» GOAL: Retype every entry exactly, character for character.

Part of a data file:
-*-
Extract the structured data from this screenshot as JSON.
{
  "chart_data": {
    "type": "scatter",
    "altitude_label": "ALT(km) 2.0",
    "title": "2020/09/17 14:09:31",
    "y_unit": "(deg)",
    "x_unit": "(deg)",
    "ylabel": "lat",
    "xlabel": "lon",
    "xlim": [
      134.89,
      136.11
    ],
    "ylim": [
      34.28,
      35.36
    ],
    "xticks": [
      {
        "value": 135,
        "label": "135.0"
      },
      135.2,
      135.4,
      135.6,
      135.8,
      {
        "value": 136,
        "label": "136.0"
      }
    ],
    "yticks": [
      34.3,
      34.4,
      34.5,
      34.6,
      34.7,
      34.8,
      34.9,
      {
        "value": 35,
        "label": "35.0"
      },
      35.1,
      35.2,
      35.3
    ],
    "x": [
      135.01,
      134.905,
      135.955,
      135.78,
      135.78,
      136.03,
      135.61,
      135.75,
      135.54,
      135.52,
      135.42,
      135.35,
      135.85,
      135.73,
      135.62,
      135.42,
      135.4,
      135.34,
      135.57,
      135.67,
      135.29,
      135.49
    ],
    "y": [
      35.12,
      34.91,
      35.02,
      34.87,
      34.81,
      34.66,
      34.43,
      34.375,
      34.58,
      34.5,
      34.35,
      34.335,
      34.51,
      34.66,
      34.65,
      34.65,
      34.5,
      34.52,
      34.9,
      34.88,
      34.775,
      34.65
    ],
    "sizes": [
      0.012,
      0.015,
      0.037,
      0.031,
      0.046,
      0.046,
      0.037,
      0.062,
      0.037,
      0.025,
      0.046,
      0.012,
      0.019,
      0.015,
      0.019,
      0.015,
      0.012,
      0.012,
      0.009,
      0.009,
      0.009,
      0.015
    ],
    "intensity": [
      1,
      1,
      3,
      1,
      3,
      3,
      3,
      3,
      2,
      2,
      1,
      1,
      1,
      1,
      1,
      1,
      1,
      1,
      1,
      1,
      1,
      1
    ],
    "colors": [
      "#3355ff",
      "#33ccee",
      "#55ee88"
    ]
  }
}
-*-
» TASK RESPONSE:
Extract the structured data from this screenshot as JSON.
{
  "chart_data": {
    "type": "scatter",
    "altitude_label": "ALT(km) 2.0",
    "title": "2020/09/17 14:09:31",
    "y_unit": "(deg)",
    "x_unit": "(deg)",
    "ylabel": "lat",
    "xlabel": "lon",
    "xlim": [
      134.89,
      136.11
    ],
    "ylim": [
      34.28,
      35.36
    ],
    "xticks": [
      {
        "value": 135,
        "label": "135.0"
      },
      135.2,
      135.4,
      135.6,
      135.8,
      {
        "value": 136,
        "label": "136.0"
      }
    ],
    "yticks": [
      34.3,
      34.4,
      34.5,
      34.6,
      34.7,
      34.8,
      34.9,
      {
        "value": 35,
        "label": "35.0"
      },
      35.1,
      35.2,
      35.3
    ],
    "x": [
      135.01,
      134.905,
      135.955,
      135.78,
      135.78,
      136.03,
      135.61,
      135.75,
      135.54,
      135.52,
      135.42,
      135.35,
      135.85,
      135.73,
      135.62,
      135.42,
      135.4,
      135.34,
      135.57,
      135.67,
      135.29,
      135.49
    ],
    "y": [
      35.12,
      34.91,
      35.02,
      34.87,
      34.81,
      34.66,
      34.43,
      34.375,
      34.58,
      34.5,
      34.35,
      34.335,
      34.51,
      34.66,
      34.65,
      34.65,
      34.5,
      34.52,
      34.9,
      34.88,
      34.775,
      34.65
    ],
    "sizes": [
      0.012,
      0.015,
      0.037,
      0.031,
      0.046,
      0.046,
      0.037,
      0.062,
      0.037,
      0.025,
      0.046,
      0.012,
      0.019,
      0.015,
      0.019,
      0.015,
      0.012,
      0.012,
      0.009,
      0.009,
      0.009,
      0.015
    ],
    "intensity": [
      1,
      1,
      3,
      1,
      3,
      3,
      3,
      3,
      2,
      2,
      1,
      1,
      1,
      1,
      1,
      1,
      1,
      1,
      1,
      1,
      1,
      1
    ],
    "colors": [
      "#3355ff",
      "#33ccee",
      "#55ee88"
    ]
  }
}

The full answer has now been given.